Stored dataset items
══════
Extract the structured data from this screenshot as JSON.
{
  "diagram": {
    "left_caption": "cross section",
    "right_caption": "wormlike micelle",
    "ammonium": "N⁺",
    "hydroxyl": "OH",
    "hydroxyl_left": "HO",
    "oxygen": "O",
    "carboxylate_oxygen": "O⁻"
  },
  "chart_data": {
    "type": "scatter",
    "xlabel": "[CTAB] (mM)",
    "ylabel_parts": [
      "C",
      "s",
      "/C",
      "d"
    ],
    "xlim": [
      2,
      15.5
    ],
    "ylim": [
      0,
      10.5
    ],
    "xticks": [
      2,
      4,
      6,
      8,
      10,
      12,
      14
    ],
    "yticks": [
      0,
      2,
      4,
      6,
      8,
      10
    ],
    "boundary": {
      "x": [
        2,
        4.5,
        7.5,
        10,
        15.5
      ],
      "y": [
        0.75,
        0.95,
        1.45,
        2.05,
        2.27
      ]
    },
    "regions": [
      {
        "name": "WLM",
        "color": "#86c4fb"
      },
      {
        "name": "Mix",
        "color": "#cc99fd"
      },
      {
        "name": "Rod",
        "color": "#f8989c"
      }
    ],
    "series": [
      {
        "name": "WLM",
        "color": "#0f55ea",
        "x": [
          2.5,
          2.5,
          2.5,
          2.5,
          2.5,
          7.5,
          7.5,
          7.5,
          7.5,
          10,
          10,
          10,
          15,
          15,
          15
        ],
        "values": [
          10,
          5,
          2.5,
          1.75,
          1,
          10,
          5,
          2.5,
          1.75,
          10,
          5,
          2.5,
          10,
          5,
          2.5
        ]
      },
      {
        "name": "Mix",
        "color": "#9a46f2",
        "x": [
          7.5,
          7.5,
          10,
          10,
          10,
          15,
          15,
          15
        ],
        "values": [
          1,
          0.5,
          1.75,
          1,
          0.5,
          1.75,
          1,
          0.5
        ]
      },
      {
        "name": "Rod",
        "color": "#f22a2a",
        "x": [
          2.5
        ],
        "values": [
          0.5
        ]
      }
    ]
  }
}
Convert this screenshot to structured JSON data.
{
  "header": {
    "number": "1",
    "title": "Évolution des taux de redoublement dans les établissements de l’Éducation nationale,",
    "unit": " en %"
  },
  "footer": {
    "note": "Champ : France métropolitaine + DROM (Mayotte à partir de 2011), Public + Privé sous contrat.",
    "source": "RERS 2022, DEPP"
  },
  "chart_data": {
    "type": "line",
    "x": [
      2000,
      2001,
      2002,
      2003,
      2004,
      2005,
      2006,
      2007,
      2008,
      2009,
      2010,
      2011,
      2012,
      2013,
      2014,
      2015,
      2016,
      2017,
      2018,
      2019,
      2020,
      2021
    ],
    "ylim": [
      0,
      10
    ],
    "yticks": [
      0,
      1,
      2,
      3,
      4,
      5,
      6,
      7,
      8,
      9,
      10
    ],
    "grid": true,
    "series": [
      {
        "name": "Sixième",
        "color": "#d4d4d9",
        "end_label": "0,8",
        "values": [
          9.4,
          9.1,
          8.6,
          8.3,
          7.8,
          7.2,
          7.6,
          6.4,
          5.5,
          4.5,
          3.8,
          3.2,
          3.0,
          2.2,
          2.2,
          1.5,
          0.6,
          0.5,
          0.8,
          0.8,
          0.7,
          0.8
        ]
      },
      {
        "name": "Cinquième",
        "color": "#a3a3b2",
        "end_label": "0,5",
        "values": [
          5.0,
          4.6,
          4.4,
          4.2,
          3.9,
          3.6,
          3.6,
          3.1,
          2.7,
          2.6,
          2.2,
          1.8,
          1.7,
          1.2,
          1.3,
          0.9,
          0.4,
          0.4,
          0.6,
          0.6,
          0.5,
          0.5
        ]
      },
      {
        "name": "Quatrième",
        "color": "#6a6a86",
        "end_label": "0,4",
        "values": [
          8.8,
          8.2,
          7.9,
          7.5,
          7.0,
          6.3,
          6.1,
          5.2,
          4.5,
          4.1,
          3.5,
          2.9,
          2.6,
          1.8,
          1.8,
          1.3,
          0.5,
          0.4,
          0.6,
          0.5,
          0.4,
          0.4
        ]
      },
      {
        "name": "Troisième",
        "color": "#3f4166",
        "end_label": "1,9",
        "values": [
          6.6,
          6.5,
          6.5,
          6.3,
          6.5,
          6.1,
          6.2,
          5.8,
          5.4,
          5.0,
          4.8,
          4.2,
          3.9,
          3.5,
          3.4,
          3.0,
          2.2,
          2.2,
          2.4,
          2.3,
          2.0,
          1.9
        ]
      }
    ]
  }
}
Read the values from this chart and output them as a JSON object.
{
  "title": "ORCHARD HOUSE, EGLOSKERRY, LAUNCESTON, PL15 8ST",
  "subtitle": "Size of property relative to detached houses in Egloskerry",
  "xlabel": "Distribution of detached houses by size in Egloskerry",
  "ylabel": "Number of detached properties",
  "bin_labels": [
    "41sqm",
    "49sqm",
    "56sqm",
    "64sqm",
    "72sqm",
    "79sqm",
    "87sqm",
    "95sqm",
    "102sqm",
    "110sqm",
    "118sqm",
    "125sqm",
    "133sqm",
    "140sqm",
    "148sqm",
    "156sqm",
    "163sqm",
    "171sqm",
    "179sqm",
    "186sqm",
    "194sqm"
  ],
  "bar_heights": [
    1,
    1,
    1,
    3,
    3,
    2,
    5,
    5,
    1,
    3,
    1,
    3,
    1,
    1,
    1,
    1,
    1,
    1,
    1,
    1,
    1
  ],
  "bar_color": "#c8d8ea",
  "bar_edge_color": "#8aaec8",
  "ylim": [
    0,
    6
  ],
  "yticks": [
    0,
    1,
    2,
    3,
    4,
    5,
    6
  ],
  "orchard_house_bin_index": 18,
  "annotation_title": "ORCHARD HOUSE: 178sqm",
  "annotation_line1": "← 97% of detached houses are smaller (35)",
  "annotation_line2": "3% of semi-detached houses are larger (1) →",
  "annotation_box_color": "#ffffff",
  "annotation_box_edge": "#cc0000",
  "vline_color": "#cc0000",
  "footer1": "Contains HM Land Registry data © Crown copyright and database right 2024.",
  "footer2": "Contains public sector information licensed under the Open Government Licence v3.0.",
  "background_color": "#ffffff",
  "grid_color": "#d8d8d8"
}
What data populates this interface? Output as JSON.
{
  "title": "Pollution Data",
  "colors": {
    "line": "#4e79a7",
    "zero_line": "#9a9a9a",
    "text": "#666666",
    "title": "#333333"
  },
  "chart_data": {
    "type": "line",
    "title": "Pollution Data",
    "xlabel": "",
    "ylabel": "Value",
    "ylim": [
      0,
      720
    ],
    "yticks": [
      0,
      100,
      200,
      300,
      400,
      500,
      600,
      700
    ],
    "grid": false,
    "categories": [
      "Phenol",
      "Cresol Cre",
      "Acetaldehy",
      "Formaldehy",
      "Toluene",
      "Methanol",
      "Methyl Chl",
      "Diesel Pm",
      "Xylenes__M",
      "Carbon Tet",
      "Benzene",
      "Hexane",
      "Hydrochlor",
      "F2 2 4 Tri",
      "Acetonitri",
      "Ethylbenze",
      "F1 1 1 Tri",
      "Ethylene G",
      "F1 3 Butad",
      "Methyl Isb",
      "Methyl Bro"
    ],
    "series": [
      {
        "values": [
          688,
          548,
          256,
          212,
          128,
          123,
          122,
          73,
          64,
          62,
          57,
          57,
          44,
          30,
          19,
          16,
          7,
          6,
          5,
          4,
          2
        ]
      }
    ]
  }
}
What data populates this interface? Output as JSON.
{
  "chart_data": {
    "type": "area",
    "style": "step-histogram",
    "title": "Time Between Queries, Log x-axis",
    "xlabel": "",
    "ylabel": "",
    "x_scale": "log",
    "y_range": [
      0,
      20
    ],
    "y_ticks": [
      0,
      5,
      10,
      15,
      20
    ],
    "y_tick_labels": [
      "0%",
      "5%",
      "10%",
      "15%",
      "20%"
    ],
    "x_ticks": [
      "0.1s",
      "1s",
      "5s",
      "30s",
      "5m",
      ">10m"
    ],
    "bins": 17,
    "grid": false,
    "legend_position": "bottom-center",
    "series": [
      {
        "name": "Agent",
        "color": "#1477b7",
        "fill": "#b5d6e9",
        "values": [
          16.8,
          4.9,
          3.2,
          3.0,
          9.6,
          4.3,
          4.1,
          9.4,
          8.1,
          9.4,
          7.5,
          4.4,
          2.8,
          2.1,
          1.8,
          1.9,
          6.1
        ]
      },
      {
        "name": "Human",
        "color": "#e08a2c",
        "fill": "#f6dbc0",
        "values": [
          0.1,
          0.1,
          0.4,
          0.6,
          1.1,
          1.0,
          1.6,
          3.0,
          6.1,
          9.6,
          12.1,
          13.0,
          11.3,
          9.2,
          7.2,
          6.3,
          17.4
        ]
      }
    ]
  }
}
══════
=== AIM ===
Go through the records and copy each line with "this" in it.

=== RESPONSE BELOW ===
Extract the structured data from this screenshot as JSON.
Convert this screenshot to structured JSON data.
Read the values from this chart and output them as a JSON object.
What data populates this interface? Output as JSON.
What data populates this interface? Output as JSON.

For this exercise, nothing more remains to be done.